» TASK OBJECTIVE: Extract each line containing the string "بەرواری".

» RECORDED DATA:
_____

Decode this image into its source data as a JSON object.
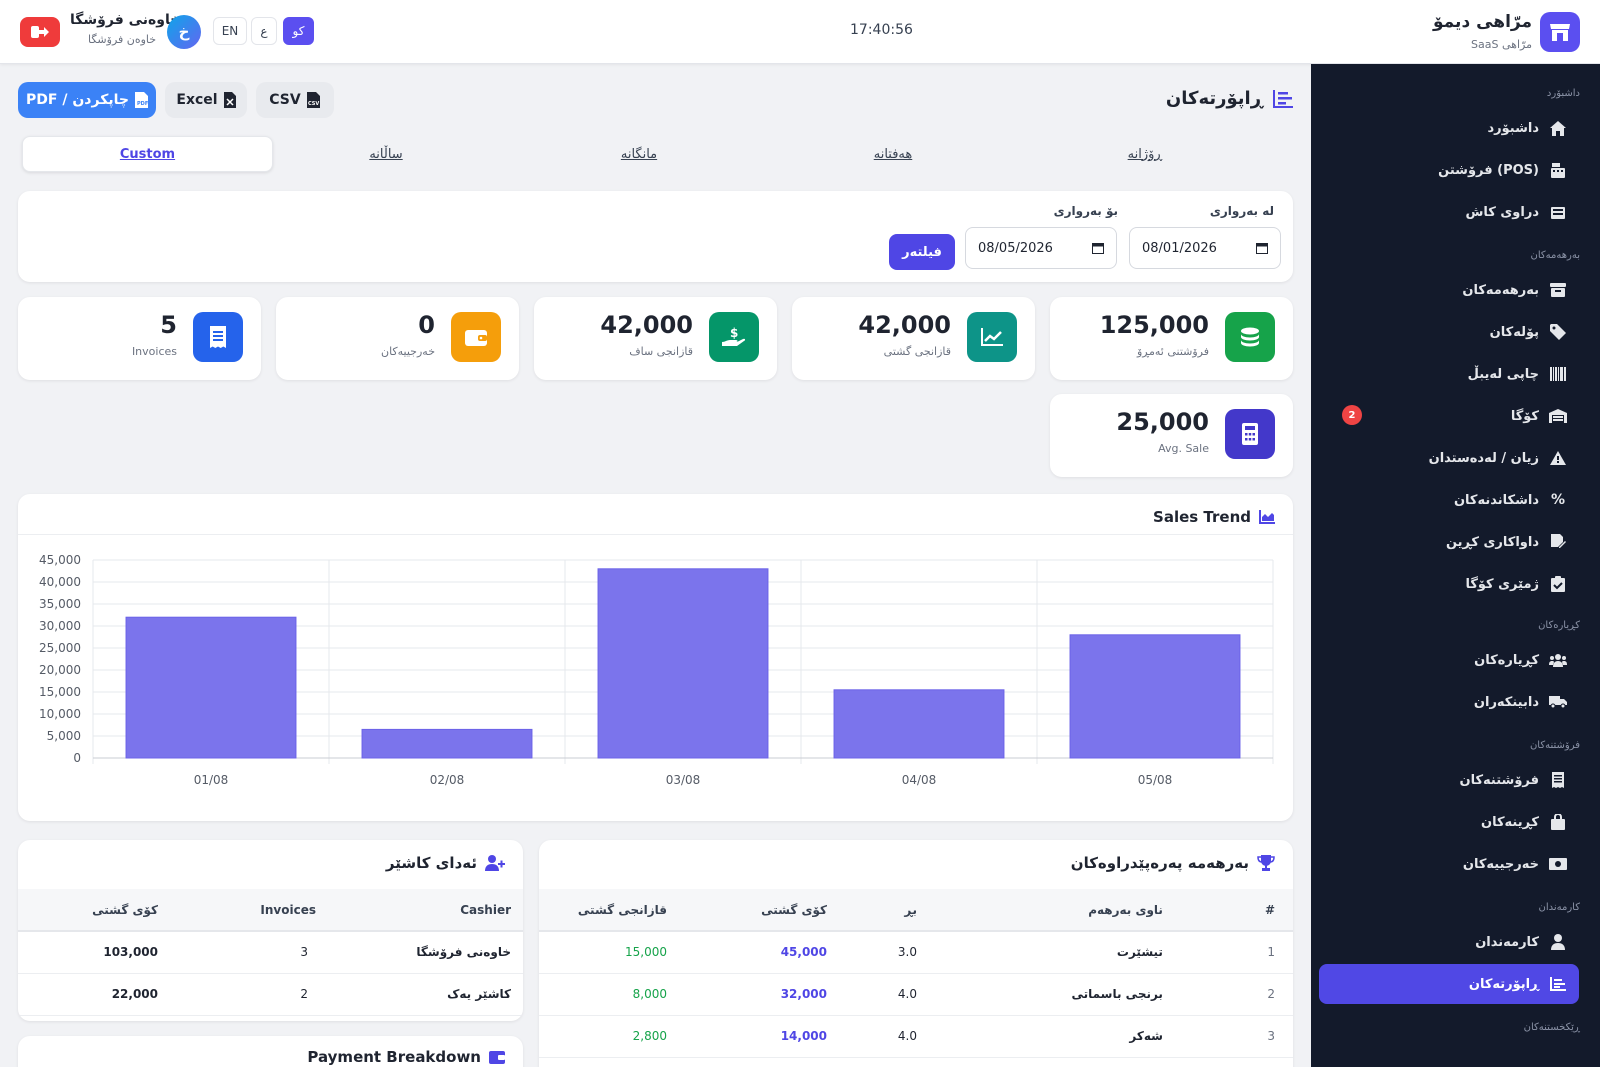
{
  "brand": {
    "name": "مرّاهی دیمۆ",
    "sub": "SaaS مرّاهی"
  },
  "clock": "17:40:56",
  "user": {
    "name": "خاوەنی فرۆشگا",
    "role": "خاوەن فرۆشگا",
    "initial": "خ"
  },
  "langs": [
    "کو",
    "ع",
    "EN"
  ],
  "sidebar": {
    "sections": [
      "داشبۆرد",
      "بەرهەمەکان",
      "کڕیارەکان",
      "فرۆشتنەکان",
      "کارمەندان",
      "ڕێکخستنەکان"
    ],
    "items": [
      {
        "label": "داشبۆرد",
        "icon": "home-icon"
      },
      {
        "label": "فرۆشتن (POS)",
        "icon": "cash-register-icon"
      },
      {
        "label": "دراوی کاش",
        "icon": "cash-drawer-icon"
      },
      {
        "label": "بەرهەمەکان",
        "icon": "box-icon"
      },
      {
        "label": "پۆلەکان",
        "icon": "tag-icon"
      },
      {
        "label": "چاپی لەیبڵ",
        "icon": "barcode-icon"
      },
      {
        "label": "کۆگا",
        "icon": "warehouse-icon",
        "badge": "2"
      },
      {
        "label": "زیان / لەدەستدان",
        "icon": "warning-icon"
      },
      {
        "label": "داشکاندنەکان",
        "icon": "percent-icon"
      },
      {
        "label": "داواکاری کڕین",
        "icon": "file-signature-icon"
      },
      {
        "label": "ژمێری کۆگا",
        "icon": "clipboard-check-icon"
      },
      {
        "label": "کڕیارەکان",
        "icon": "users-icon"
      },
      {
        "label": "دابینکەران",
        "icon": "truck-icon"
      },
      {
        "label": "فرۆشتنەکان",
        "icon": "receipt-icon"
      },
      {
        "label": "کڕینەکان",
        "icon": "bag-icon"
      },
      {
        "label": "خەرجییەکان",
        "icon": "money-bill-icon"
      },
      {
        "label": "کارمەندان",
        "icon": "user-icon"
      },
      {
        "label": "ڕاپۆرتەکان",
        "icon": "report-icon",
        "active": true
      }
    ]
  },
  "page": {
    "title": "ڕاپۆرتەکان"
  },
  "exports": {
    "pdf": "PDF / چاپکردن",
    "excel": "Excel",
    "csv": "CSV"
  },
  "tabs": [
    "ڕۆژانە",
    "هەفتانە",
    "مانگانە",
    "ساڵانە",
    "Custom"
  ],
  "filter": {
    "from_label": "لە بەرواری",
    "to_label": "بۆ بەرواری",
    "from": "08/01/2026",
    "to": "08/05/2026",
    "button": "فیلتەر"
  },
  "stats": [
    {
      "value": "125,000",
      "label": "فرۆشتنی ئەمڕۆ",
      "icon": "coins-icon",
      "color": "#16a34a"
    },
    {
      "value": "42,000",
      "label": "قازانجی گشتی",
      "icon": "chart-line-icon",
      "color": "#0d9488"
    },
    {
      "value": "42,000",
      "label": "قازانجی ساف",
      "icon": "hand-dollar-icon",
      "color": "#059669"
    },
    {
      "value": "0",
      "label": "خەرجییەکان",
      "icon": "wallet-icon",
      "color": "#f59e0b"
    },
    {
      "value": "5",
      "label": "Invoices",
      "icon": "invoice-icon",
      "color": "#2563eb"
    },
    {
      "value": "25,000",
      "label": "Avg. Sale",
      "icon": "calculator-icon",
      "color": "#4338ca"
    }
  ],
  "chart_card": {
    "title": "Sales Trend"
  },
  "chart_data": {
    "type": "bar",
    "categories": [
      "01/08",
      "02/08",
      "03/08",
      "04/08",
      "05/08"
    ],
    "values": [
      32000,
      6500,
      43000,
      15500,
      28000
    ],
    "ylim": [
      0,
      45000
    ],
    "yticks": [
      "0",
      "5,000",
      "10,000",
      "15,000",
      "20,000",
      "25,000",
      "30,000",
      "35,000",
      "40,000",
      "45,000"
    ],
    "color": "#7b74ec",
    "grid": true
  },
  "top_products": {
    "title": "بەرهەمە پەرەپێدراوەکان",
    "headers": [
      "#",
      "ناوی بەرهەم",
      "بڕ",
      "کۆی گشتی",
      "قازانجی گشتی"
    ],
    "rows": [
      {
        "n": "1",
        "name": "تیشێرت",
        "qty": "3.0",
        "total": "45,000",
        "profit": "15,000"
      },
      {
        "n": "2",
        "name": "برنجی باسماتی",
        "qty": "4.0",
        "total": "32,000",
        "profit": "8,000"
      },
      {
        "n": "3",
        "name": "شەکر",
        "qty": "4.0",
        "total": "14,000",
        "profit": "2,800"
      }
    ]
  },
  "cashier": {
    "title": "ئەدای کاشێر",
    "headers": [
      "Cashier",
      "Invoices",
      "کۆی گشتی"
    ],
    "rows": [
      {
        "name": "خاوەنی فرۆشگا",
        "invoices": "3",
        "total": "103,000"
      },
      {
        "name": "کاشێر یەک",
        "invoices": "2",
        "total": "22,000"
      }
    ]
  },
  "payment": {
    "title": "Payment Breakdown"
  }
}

_____

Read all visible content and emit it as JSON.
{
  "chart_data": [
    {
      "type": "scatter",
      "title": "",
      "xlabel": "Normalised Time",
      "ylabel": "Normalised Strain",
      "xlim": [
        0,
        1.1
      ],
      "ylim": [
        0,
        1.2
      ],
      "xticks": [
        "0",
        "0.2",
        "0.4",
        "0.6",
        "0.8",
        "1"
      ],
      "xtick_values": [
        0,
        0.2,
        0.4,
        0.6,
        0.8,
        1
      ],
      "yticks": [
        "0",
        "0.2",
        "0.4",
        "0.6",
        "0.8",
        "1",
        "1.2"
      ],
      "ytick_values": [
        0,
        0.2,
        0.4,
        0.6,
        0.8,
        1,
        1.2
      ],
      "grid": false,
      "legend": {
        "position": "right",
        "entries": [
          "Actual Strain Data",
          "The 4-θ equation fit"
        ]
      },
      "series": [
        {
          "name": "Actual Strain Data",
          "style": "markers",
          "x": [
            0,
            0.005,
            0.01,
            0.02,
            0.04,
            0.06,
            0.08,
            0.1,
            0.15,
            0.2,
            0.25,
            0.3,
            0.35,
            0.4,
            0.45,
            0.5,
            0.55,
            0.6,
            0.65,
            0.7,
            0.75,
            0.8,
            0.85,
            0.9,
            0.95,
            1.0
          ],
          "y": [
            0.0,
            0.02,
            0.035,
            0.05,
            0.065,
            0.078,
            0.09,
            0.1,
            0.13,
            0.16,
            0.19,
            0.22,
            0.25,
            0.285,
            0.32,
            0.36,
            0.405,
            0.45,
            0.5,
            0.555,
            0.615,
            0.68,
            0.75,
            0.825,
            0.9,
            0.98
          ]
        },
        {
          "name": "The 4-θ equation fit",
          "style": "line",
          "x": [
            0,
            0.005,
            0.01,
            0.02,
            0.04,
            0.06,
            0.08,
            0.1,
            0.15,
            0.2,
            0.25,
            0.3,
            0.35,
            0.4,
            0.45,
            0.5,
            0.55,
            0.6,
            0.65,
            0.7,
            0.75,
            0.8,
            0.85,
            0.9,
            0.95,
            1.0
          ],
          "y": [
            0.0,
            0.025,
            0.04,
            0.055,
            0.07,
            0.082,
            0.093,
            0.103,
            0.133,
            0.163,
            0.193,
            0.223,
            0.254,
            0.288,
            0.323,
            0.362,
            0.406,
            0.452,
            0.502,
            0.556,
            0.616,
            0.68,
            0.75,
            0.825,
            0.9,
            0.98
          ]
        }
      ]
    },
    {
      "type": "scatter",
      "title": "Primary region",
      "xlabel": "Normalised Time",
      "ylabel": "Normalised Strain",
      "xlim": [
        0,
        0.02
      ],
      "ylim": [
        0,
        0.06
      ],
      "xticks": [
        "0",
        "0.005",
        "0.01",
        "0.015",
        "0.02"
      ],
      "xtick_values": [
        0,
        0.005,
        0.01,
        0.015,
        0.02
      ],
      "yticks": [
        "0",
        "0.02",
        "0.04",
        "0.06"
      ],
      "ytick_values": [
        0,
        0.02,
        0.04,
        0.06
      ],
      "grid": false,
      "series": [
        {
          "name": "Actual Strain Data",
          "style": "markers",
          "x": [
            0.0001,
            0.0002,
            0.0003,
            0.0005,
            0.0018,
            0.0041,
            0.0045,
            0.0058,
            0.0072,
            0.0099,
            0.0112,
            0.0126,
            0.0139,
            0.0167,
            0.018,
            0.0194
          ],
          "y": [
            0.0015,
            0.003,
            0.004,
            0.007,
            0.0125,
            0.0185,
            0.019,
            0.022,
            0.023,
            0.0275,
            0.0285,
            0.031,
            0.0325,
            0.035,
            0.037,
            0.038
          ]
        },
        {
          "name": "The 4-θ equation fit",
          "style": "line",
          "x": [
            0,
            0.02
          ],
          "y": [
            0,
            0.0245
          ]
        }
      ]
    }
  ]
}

_____

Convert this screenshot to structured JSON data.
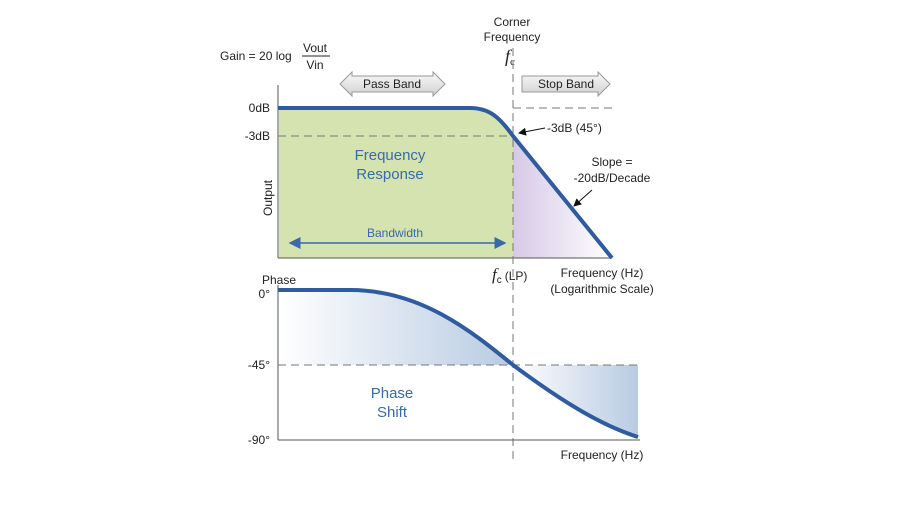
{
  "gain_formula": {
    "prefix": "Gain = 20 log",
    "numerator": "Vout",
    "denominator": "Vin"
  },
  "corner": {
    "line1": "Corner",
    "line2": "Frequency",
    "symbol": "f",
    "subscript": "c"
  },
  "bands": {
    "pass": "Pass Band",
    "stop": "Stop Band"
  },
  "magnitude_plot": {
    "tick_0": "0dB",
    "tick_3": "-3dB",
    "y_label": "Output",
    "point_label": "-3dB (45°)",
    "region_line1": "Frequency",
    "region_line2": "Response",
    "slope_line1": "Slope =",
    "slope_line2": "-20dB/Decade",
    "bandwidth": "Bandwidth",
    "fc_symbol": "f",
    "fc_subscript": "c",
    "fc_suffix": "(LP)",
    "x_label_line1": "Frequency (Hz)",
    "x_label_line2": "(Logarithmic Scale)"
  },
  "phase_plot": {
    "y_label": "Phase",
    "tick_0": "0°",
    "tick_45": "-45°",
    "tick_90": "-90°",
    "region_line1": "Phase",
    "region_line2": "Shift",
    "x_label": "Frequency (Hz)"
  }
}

_____

» COMPLETE RESPONSE:
    "from_label": "لە بەرواری",
    "to_label": "بۆ بەرواری",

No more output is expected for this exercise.